» Information provided:
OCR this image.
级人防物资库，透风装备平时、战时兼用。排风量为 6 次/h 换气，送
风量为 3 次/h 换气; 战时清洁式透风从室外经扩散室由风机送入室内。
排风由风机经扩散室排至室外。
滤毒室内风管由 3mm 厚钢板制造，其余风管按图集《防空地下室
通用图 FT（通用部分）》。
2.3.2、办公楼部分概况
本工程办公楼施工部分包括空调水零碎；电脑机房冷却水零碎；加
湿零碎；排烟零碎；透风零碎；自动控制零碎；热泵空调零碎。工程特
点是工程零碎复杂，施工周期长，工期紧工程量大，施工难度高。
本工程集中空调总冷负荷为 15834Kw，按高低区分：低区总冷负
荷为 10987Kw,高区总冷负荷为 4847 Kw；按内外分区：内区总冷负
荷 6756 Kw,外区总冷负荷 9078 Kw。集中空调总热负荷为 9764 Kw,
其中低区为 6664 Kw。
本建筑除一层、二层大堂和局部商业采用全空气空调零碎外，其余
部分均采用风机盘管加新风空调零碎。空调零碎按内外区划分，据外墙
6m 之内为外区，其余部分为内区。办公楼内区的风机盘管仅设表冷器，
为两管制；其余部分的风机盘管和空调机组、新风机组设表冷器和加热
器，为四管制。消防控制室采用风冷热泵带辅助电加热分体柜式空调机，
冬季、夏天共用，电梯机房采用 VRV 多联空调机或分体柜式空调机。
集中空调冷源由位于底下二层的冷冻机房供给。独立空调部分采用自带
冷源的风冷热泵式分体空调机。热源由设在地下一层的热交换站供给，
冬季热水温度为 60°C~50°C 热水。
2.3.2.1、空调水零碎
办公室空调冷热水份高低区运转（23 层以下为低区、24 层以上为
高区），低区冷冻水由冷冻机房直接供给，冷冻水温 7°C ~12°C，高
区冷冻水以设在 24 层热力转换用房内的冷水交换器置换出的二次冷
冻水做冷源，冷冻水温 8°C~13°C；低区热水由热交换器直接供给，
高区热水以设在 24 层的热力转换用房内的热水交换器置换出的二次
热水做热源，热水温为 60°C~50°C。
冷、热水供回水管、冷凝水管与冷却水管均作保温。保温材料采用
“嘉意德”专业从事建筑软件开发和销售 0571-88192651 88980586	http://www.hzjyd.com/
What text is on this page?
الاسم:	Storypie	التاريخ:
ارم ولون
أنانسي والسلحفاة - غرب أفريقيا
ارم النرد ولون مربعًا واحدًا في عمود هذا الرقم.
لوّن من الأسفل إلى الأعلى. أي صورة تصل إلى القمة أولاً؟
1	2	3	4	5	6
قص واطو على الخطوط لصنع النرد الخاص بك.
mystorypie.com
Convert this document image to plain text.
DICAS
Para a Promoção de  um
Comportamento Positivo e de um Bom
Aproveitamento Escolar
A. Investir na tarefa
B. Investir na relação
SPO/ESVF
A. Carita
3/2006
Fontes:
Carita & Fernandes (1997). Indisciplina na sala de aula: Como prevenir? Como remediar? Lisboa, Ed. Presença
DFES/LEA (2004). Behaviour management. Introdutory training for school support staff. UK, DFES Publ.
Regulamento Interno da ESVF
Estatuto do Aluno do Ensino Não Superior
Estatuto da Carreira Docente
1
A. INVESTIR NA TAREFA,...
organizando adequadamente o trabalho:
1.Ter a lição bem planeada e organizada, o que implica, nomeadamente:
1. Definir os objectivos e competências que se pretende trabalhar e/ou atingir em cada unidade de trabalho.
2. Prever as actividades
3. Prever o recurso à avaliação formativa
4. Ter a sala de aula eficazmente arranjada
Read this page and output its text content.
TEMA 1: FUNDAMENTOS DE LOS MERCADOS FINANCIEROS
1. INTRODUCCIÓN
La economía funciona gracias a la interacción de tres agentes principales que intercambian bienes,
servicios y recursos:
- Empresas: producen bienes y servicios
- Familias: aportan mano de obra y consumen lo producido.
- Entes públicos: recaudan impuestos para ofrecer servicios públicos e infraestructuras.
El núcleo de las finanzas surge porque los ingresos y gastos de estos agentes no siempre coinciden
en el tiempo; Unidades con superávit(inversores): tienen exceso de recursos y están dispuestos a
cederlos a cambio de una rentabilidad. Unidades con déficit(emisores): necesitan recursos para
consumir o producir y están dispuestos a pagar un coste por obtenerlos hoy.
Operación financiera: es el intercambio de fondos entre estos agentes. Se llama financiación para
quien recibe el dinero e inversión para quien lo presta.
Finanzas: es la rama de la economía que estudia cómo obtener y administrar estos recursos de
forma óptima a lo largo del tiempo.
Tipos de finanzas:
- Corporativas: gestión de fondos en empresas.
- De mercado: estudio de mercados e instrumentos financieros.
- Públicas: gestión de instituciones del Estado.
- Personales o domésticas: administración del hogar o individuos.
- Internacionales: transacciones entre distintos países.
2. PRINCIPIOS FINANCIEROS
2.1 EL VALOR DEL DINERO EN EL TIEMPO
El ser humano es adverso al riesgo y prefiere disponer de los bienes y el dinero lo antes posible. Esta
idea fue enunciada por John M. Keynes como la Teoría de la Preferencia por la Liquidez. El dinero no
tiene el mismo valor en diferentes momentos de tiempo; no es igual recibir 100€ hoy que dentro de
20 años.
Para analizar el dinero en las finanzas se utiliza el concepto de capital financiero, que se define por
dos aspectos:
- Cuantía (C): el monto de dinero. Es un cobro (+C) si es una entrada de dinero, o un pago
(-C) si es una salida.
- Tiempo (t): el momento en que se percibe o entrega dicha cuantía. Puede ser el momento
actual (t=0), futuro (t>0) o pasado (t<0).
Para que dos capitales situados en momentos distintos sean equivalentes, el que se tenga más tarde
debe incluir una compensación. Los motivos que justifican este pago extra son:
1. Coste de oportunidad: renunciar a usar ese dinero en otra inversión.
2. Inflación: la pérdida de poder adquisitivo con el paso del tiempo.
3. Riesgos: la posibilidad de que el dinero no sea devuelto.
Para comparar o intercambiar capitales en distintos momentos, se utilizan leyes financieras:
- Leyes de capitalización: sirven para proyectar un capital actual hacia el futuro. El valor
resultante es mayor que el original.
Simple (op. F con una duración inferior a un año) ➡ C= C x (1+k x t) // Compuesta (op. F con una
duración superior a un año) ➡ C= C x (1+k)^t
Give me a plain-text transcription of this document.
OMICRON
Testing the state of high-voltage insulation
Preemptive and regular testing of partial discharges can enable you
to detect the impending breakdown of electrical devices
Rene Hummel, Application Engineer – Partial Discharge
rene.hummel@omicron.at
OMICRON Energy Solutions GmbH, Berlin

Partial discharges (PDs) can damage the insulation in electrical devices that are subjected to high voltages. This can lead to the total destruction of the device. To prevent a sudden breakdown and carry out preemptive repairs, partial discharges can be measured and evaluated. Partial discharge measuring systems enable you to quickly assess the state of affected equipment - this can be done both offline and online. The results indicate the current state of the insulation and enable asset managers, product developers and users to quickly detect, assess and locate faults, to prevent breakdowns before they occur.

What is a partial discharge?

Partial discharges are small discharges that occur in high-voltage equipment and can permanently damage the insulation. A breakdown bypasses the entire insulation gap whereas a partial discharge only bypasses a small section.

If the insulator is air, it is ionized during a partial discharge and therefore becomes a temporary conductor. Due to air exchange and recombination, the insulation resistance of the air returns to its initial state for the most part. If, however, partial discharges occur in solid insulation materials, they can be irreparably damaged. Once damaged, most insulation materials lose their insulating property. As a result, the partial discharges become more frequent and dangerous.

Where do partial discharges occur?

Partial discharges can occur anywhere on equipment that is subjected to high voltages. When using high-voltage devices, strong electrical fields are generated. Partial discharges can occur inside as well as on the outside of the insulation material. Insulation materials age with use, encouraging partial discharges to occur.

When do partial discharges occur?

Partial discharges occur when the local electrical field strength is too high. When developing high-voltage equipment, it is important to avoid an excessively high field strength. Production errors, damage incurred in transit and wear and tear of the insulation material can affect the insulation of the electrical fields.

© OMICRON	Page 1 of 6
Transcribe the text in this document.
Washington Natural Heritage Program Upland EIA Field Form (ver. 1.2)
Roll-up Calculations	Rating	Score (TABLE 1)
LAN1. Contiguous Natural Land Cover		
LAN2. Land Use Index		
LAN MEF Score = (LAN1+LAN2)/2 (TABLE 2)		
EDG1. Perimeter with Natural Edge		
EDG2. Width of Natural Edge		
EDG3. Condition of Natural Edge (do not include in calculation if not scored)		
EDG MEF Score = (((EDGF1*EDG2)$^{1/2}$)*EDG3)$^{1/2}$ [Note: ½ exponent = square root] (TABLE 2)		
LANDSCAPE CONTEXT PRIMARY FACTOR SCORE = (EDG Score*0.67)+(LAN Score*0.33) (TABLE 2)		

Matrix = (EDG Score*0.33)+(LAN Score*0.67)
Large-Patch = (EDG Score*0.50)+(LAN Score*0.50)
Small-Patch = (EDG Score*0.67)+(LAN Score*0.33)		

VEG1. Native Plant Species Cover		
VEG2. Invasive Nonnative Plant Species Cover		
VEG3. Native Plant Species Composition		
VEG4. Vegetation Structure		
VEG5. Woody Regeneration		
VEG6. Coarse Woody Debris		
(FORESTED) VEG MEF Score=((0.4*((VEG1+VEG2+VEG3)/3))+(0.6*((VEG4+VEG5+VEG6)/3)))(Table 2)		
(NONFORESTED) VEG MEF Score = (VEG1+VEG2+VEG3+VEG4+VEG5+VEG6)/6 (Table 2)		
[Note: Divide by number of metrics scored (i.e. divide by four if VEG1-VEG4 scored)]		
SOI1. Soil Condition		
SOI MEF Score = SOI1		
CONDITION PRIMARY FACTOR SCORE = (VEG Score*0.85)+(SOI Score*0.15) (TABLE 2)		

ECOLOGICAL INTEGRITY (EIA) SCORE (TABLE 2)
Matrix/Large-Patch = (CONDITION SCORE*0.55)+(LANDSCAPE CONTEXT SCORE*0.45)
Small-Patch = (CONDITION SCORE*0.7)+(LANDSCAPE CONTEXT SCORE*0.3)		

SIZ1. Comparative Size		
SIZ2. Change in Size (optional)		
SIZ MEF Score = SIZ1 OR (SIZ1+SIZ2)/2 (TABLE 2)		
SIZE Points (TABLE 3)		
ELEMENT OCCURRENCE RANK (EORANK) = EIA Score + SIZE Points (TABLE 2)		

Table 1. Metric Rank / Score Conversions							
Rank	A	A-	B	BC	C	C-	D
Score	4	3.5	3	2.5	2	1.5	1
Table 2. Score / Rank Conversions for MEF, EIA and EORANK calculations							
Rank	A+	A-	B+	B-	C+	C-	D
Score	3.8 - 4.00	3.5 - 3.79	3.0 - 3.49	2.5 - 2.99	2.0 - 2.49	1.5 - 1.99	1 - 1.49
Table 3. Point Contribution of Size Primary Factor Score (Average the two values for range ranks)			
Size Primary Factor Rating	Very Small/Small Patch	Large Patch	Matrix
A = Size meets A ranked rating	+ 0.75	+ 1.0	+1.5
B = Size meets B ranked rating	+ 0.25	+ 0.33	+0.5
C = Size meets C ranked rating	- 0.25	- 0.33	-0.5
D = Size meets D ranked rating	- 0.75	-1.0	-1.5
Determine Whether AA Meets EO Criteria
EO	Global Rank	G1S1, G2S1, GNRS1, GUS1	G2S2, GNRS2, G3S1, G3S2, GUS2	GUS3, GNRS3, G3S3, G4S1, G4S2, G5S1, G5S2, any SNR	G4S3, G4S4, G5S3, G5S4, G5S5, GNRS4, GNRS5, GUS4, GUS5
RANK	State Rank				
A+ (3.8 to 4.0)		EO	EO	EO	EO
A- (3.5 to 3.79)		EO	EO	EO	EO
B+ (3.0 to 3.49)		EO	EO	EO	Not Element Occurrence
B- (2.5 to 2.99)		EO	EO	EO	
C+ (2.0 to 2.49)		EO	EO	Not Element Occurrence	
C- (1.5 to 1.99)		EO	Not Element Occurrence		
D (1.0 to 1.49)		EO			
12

» What to do:
Gather up the lines containing the word "trabalho" from these records and copy them.

» Solution to this task:
organizando adequadamente o trabalho:
1. Definir os objectivos e competências que se pretende trabalhar e/ou atingir em cada unidade de trabalho.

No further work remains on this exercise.